→ Records to use
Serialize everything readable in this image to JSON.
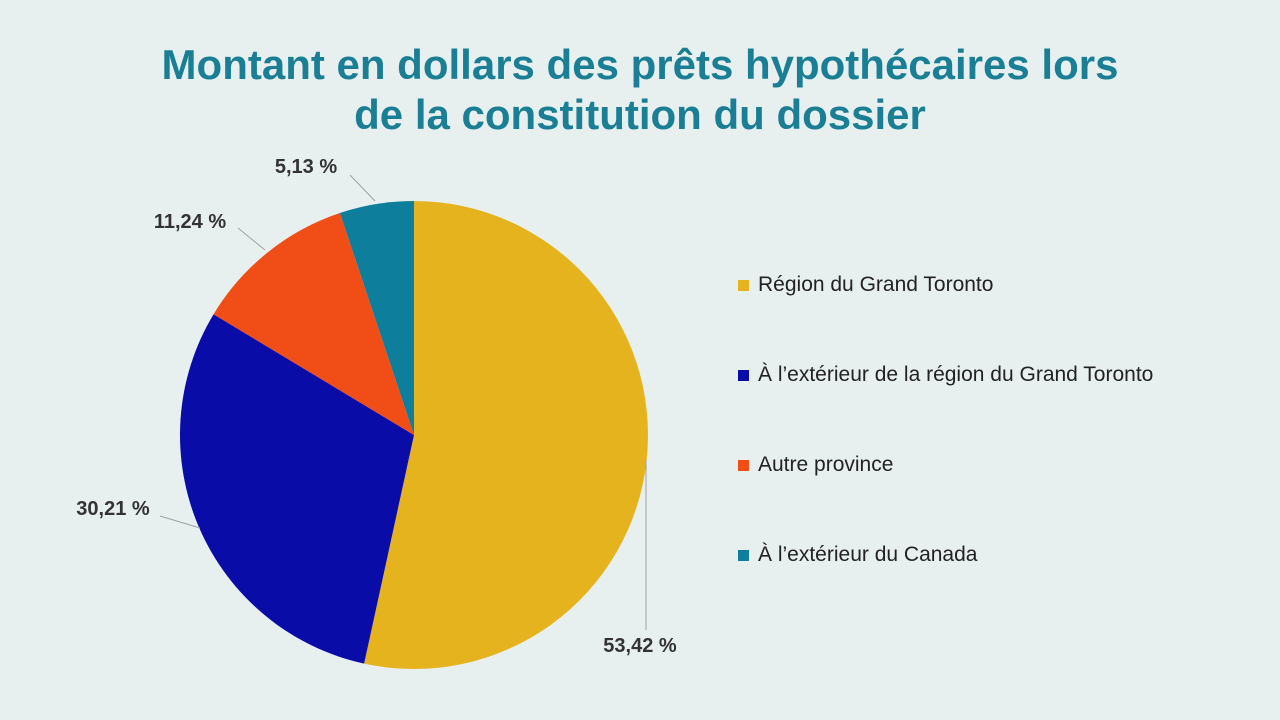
{
  "slide": {
    "title_line1": "Montant en dollars des prêts hypothécaires lors",
    "title_line2": "de la constitution du dossier",
    "title_color": "#1a7f95",
    "background": "#e8efef"
  },
  "chart_data": {
    "type": "pie",
    "title": "Montant en dollars des prêts hypothécaires lors de la constitution du dossier",
    "legend_position": "right",
    "start_angle_deg": 0,
    "direction": "clockwise",
    "slices": [
      {
        "label": "Région du Grand Toronto",
        "value": 53.42,
        "display": "53,42 %",
        "color": "#e5b31e"
      },
      {
        "label": "À  l’extérieur de la région du Grand Toronto",
        "value": 30.21,
        "display": "30,21 %",
        "color": "#0a0ca8"
      },
      {
        "label": "Autre province",
        "value": 11.24,
        "display": "11,24 %",
        "color": "#f04e16"
      },
      {
        "label": "À  l’extérieur du Canada",
        "value": 5.13,
        "display": "5,13 %",
        "color": "#0d7f9c"
      }
    ]
  }
}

→ What you have to do
From the listing above, pick out each line where the word "dollars" appears.

→ Solved problem
    "title_line1": "Montant en dollars des prêts hypothécaires lors",
    "title": "Montant en dollars des prêts hypothécaires lors de la constitution du dossier",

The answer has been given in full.